====== Dataset entries

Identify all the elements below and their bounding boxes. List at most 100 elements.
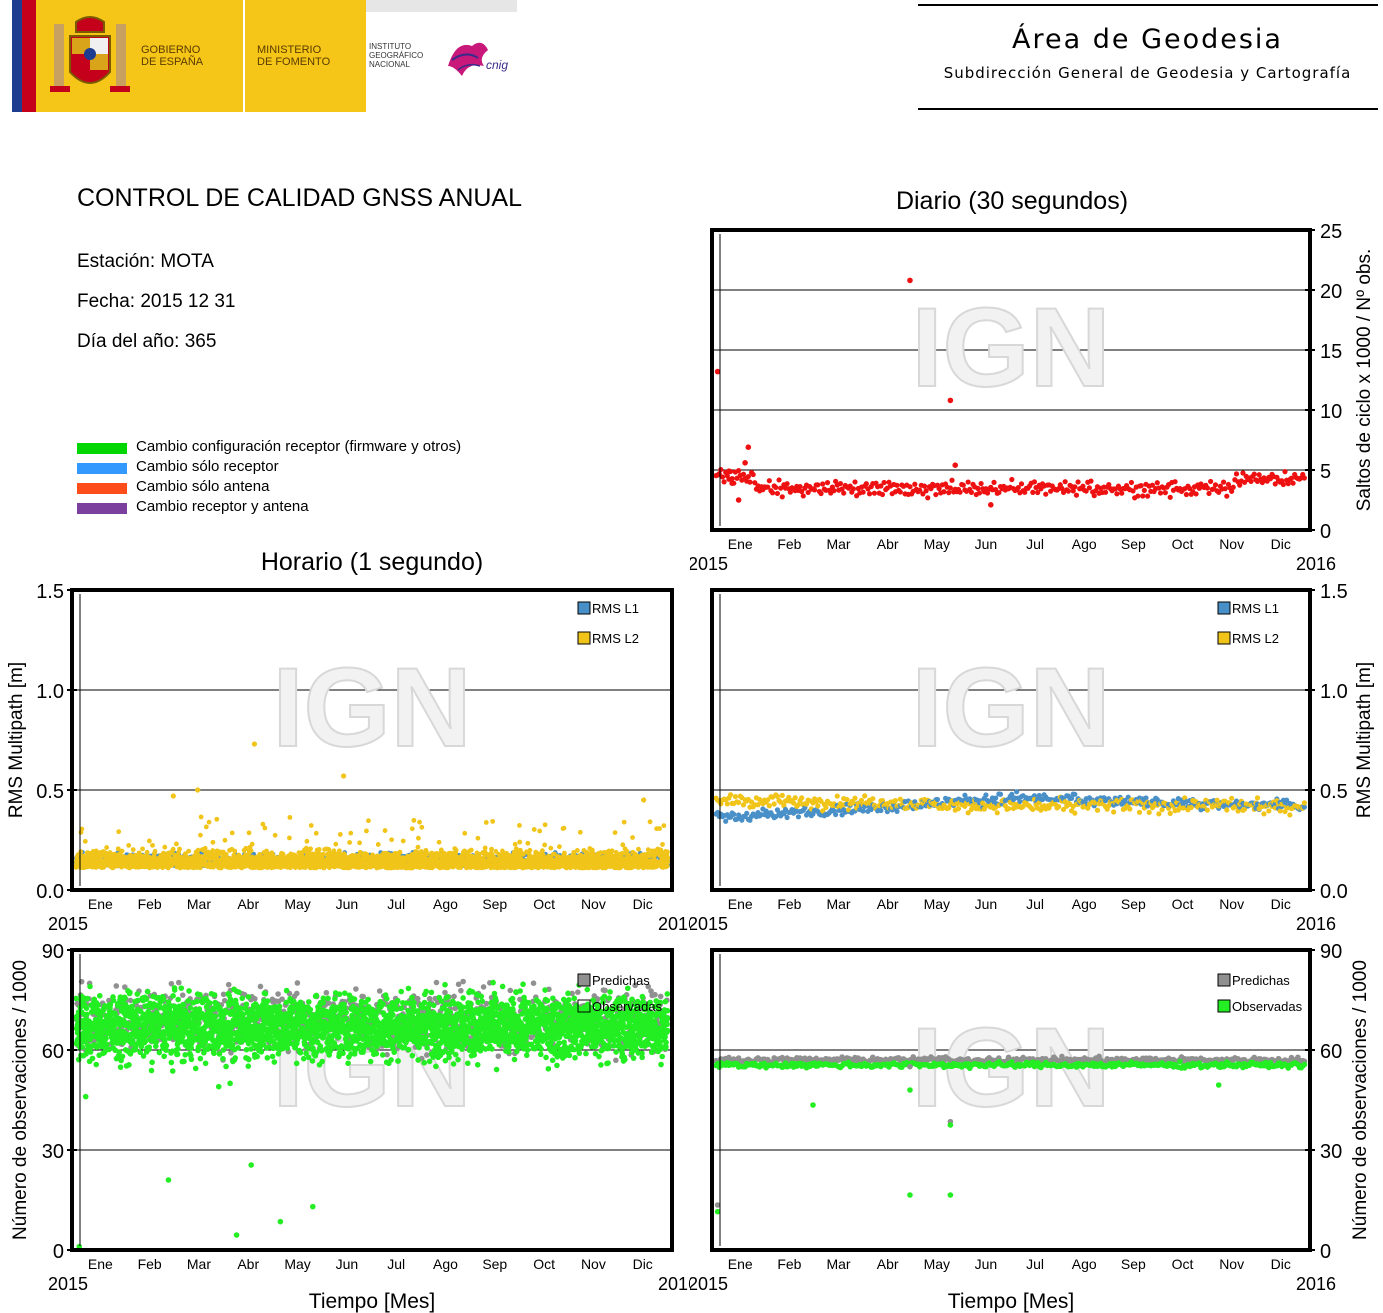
data-point	[771, 801, 777, 807]
data-point	[834, 793, 840, 799]
month-tick-label: Dic	[633, 896, 653, 912]
month-tick-label: Dic	[1271, 536, 1291, 552]
data-point	[104, 845, 110, 850]
data-point	[326, 847, 332, 853]
data-point	[894, 482, 900, 488]
data-point	[195, 787, 201, 793]
month-tick-label: Jun	[336, 896, 359, 912]
data-point	[984, 490, 991, 496]
data-point	[745, 473, 751, 480]
data-point	[897, 489, 903, 495]
data-point	[1240, 470, 1246, 476]
data-point	[197, 865, 203, 871]
data-point	[561, 825, 567, 831]
y-tick-label: 1.5	[36, 581, 64, 603]
data-point	[878, 483, 884, 489]
cnig-logo-icon	[448, 42, 488, 76]
month-tick-label: Sep	[482, 896, 507, 912]
data-point	[991, 479, 997, 485]
data-point	[719, 474, 726, 480]
data-point	[657, 826, 662, 831]
data-point	[917, 487, 923, 493]
legend-label: Cambio configuración receptor (firmware …	[136, 438, 462, 455]
data-point	[1248, 478, 1254, 484]
data-point	[863, 481, 869, 487]
y-tick-label: 5	[1320, 461, 1331, 483]
data-point	[316, 847, 322, 852]
data-point	[571, 849, 577, 855]
data-point	[941, 489, 947, 495]
data-point	[308, 823, 314, 828]
data-point	[975, 485, 981, 491]
data-point	[598, 850, 604, 856]
data-point	[170, 846, 176, 852]
y-axis-title: Saltos de ciclo x 1000 / Nº obs.	[1354, 249, 1375, 512]
month-tick-label: Feb	[777, 536, 801, 552]
data-point	[539, 848, 545, 854]
data-point	[364, 828, 369, 834]
data-point	[232, 848, 238, 854]
data-point	[107, 850, 113, 855]
data-point	[130, 847, 136, 853]
data-point	[833, 811, 839, 818]
data-point	[965, 479, 971, 485]
month-tick-label: Jul	[387, 896, 405, 912]
data-point	[820, 481, 826, 487]
data-point	[742, 460, 748, 466]
data-point	[630, 835, 635, 840]
data-point	[1285, 481, 1291, 487]
data-point	[803, 801, 810, 807]
month-tick-label: Jun	[975, 536, 998, 552]
data-point	[987, 502, 994, 508]
data-point	[407, 855, 412, 861]
data-point	[231, 852, 237, 858]
data-point	[620, 842, 626, 848]
month-tick-label: Abr	[877, 536, 899, 552]
data-point	[641, 797, 647, 803]
data-point	[747, 817, 753, 823]
data-point	[320, 851, 326, 857]
legend-label: RMS L1	[592, 601, 639, 616]
data-point	[436, 839, 442, 845]
legend-label: Cambio receptor y antena	[136, 498, 309, 515]
data-point	[186, 848, 192, 854]
data-point	[837, 480, 844, 487]
data-point	[525, 840, 531, 846]
data-point	[729, 475, 735, 482]
data-point	[1080, 483, 1086, 489]
data-point	[462, 830, 468, 836]
data-point	[912, 481, 918, 487]
data-point	[860, 808, 866, 814]
data-point	[287, 835, 292, 841]
month-tick-label: Sep	[1121, 536, 1146, 552]
y-tick-label: 0.0	[36, 881, 64, 903]
data-point	[714, 368, 721, 375]
data-point	[203, 824, 209, 830]
data-point	[724, 801, 730, 807]
data-point	[1154, 480, 1160, 486]
data-point	[784, 481, 790, 487]
data-point	[996, 489, 1002, 496]
data-point	[799, 795, 805, 801]
data-point	[1083, 488, 1089, 494]
report-title: CONTROL DE CALIDAD GNSS ANUAL	[77, 184, 523, 212]
data-point	[881, 479, 887, 486]
data-point	[978, 480, 984, 487]
data-point	[1237, 482, 1243, 488]
data-point	[115, 846, 121, 852]
data-point	[894, 808, 900, 814]
data-point	[78, 849, 84, 855]
data-point	[527, 847, 533, 853]
data-point	[1172, 479, 1178, 485]
data-point	[823, 804, 829, 811]
data-point	[517, 823, 522, 828]
ign-watermark: IGN	[911, 645, 1110, 770]
data-point	[116, 829, 122, 835]
data-point	[781, 811, 787, 817]
data-point	[860, 489, 866, 495]
data-point	[736, 799, 742, 806]
data-point	[1212, 482, 1219, 488]
data-point	[304, 838, 310, 844]
data-point	[246, 830, 252, 836]
data-point	[357, 840, 363, 846]
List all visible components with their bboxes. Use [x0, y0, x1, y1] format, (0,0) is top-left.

============

# Problem description:
Reproduce every line of the records above verbatim, omitting the picture from your answer.

# Task solution:
Identify all the elements below and their bounding boxes. List at most 100 elements.
data-point	[771, 801, 777, 807]
data-point	[834, 793, 840, 799]
month-tick-label: Dic	[633, 896, 653, 912]
month-tick-label: Dic	[1271, 536, 1291, 552]
data-point	[104, 845, 110, 850]
data-point	[326, 847, 332, 853]
data-point	[894, 482, 900, 488]
data-point	[195, 787, 201, 793]
month-tick-label: Jun	[336, 896, 359, 912]
data-point	[984, 490, 991, 496]
data-point	[745, 473, 751, 480]
data-point	[897, 489, 903, 495]
data-point	[1240, 470, 1246, 476]
data-point	[197, 865, 203, 871]
data-point	[561, 825, 567, 831]
y-tick-label: 1.5	[36, 581, 64, 603]
data-point	[878, 483, 884, 489]
cnig-logo-icon	[448, 42, 488, 76]
month-tick-label: Sep	[482, 896, 507, 912]
data-point	[991, 479, 997, 485]
data-point	[719, 474, 726, 480]
data-point	[657, 826, 662, 831]
data-point	[917, 487, 923, 493]
legend-label: Cambio configuración receptor (firmware …	[136, 438, 462, 455]
data-point	[1248, 478, 1254, 484]
data-point	[863, 481, 869, 487]
y-tick-label: 5	[1320, 461, 1331, 483]
data-point	[316, 847, 322, 852]
data-point	[571, 849, 577, 855]
data-point	[941, 489, 947, 495]
data-point	[308, 823, 314, 828]
data-point	[975, 485, 981, 491]
data-point	[598, 850, 604, 856]
data-point	[170, 846, 176, 852]
y-axis-title: Saltos de ciclo x 1000 / Nº obs.	[1354, 249, 1375, 512]
month-tick-label: Feb	[777, 536, 801, 552]
data-point	[539, 848, 545, 854]
data-point	[364, 828, 369, 834]
data-point	[232, 848, 238, 854]
data-point	[107, 850, 113, 855]
data-point	[130, 847, 136, 853]
data-point	[833, 811, 839, 818]
data-point	[965, 479, 971, 485]
month-tick-label: Jul	[387, 896, 405, 912]
data-point	[820, 481, 826, 487]
data-point	[742, 460, 748, 466]
data-point	[630, 835, 635, 840]
data-point	[1285, 481, 1291, 487]
data-point	[803, 801, 810, 807]
month-tick-label: Jun	[975, 536, 998, 552]
data-point	[987, 502, 994, 508]
data-point	[407, 855, 412, 861]
data-point	[231, 852, 237, 858]
data-point	[620, 842, 626, 848]
month-tick-label: Abr	[877, 536, 899, 552]
data-point	[641, 797, 647, 803]
data-point	[747, 817, 753, 823]
data-point	[320, 851, 326, 857]
legend-label: RMS L1	[592, 601, 639, 616]
data-point	[436, 839, 442, 845]
legend-label: Cambio receptor y antena	[136, 498, 309, 515]
data-point	[186, 848, 192, 854]
data-point	[837, 480, 844, 487]
data-point	[525, 840, 531, 846]
data-point	[729, 475, 735, 482]
data-point	[1080, 483, 1086, 489]
data-point	[462, 830, 468, 836]
data-point	[912, 481, 918, 487]
data-point	[860, 808, 866, 814]
data-point	[287, 835, 292, 841]
month-tick-label: Sep	[1121, 536, 1146, 552]
y-tick-label: 0.0	[36, 881, 64, 903]
data-point	[714, 368, 721, 375]
data-point	[203, 824, 209, 830]
data-point	[724, 801, 730, 807]
data-point	[1154, 480, 1160, 486]
data-point	[784, 481, 790, 487]
data-point	[996, 489, 1002, 496]
data-point	[799, 795, 805, 801]
data-point	[1083, 488, 1089, 494]
report-title: CONTROL DE CALIDAD GNSS ANUAL	[77, 184, 523, 212]
data-point	[881, 479, 887, 486]
data-point	[978, 480, 984, 487]
data-point	[1237, 482, 1243, 488]
data-point	[115, 846, 121, 852]
data-point	[894, 808, 900, 814]
data-point	[78, 849, 84, 855]
data-point	[527, 847, 533, 853]
data-point	[1172, 479, 1178, 485]
data-point	[823, 804, 829, 811]
data-point	[517, 823, 522, 828]
ign-watermark: IGN	[911, 645, 1110, 770]
data-point	[116, 829, 122, 835]
data-point	[781, 811, 787, 817]
data-point	[860, 489, 866, 495]
data-point	[736, 799, 742, 806]
data-point	[1212, 482, 1219, 488]
data-point	[304, 838, 310, 844]
data-point	[246, 830, 252, 836]
data-point	[357, 840, 363, 846]
List all visible components with their bboxes. Use [x0, y0, x1, y1] format, (0,0) is top-left.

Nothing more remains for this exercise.